**EXERCISE PROMPT:** Give the count of lines in the data that include "JSON", with no other words.

Extracted data entries
===============
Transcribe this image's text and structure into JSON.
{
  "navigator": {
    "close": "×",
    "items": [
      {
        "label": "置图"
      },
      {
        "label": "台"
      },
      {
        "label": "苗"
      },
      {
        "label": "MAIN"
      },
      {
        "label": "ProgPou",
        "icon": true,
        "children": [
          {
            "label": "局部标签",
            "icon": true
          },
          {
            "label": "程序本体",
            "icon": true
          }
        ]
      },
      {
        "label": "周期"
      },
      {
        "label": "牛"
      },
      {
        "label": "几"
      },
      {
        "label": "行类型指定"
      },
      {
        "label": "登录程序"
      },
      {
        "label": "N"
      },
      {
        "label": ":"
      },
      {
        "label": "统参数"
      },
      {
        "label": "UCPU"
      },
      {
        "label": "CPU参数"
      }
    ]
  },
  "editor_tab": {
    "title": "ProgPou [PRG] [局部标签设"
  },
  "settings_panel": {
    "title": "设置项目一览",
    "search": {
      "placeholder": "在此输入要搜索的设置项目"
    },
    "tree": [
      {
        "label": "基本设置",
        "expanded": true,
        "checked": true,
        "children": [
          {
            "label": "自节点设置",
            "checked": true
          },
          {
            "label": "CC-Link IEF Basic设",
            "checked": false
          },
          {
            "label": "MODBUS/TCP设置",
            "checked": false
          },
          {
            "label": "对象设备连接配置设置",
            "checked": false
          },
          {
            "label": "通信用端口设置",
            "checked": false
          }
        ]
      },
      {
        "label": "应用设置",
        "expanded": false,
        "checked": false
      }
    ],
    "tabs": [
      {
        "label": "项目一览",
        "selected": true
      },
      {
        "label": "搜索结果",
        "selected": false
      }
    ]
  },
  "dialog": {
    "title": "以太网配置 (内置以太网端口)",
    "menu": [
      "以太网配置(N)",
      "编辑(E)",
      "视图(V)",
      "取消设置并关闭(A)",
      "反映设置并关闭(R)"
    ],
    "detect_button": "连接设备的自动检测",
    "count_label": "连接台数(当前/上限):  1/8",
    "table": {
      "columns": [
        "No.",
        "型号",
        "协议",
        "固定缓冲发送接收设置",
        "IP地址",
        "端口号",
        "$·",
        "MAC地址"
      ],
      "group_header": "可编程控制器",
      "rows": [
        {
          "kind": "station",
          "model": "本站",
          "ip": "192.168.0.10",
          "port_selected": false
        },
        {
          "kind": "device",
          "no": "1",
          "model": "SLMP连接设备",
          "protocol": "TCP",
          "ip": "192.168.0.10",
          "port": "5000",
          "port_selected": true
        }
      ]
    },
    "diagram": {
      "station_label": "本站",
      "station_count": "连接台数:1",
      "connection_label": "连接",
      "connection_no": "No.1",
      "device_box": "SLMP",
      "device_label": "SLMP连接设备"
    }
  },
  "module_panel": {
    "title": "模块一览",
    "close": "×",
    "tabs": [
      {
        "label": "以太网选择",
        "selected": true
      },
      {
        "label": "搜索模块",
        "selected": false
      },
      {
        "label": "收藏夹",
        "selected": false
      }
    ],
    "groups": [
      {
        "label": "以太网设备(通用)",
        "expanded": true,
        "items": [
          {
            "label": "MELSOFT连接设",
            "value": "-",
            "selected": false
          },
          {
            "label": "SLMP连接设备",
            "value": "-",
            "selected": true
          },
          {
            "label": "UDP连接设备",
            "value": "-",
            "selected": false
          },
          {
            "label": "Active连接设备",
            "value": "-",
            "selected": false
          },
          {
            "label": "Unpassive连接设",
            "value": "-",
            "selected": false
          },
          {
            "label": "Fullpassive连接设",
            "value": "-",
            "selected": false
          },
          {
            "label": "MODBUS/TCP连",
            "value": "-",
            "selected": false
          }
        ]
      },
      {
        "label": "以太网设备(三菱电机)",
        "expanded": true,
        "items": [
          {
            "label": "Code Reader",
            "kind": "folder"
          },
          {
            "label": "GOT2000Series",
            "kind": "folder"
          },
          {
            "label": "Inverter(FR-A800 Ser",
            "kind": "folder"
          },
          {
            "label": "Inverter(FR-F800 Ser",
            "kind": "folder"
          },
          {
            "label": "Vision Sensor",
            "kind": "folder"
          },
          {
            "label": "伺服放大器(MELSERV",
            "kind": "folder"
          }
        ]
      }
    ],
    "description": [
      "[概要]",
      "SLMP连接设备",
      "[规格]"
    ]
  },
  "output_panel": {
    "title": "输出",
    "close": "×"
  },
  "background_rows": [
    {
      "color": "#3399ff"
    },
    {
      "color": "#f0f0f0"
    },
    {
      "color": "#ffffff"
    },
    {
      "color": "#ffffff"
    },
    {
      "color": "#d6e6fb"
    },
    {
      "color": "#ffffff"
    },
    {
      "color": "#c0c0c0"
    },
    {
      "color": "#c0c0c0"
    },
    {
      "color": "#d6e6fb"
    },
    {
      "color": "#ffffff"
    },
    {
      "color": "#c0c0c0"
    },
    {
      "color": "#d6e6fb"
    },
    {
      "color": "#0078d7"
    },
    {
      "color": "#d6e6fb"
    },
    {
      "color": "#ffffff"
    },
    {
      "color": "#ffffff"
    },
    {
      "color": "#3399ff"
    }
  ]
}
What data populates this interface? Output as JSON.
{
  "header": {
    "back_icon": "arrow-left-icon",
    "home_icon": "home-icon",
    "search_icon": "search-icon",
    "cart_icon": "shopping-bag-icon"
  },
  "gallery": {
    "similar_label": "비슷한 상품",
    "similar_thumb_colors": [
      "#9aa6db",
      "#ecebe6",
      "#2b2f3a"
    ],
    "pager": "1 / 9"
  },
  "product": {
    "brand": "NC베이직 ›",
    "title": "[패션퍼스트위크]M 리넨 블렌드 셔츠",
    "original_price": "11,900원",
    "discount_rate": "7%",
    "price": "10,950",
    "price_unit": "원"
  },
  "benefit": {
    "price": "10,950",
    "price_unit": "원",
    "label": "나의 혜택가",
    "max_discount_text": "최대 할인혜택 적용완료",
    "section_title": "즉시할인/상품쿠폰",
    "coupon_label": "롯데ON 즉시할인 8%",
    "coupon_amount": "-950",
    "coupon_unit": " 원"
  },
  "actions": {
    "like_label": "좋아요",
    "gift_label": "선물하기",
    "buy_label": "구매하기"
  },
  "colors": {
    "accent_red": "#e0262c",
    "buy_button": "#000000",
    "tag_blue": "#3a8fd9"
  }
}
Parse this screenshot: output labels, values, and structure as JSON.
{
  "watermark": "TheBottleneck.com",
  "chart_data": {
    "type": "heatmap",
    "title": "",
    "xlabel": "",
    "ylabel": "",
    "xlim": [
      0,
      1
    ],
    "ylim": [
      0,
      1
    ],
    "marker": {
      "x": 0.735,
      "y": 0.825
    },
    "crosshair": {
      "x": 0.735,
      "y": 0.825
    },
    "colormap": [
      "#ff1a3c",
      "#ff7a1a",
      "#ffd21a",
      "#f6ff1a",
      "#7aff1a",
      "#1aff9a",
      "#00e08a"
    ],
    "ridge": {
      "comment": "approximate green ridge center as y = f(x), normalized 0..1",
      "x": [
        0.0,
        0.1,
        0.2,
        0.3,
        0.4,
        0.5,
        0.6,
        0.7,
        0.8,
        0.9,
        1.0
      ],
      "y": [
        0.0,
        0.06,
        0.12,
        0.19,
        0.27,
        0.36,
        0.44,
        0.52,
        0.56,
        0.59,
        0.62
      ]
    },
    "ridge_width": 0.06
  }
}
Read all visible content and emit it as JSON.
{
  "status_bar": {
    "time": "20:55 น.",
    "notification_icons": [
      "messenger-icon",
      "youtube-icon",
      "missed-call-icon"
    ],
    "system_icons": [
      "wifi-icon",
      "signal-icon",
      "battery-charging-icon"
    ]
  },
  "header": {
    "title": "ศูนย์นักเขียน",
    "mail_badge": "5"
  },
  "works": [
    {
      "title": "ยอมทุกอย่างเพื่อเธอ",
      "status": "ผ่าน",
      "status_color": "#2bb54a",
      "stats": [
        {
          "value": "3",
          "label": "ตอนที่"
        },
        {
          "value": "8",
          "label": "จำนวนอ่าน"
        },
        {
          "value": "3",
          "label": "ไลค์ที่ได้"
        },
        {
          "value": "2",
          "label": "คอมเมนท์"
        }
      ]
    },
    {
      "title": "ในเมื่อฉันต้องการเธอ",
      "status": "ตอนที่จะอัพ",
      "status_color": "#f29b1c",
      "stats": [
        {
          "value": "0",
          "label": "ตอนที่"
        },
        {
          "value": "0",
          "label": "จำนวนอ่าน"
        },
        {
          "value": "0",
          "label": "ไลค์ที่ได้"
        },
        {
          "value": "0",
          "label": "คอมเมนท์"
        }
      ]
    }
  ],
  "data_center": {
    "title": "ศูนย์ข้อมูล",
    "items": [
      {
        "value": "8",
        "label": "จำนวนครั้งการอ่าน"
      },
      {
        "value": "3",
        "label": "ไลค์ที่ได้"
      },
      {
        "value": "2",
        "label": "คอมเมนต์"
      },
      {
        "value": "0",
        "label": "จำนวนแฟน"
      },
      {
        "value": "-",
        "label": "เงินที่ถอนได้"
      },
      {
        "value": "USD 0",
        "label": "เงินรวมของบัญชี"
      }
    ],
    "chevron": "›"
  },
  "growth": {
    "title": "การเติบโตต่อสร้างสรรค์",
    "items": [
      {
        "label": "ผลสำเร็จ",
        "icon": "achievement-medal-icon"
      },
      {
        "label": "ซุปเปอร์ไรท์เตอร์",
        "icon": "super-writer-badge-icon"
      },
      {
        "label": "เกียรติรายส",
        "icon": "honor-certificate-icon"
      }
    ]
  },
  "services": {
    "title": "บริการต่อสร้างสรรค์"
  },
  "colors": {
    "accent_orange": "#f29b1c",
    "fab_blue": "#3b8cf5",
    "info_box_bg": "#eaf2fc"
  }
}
===============
**RIGHT ANSWER:** 4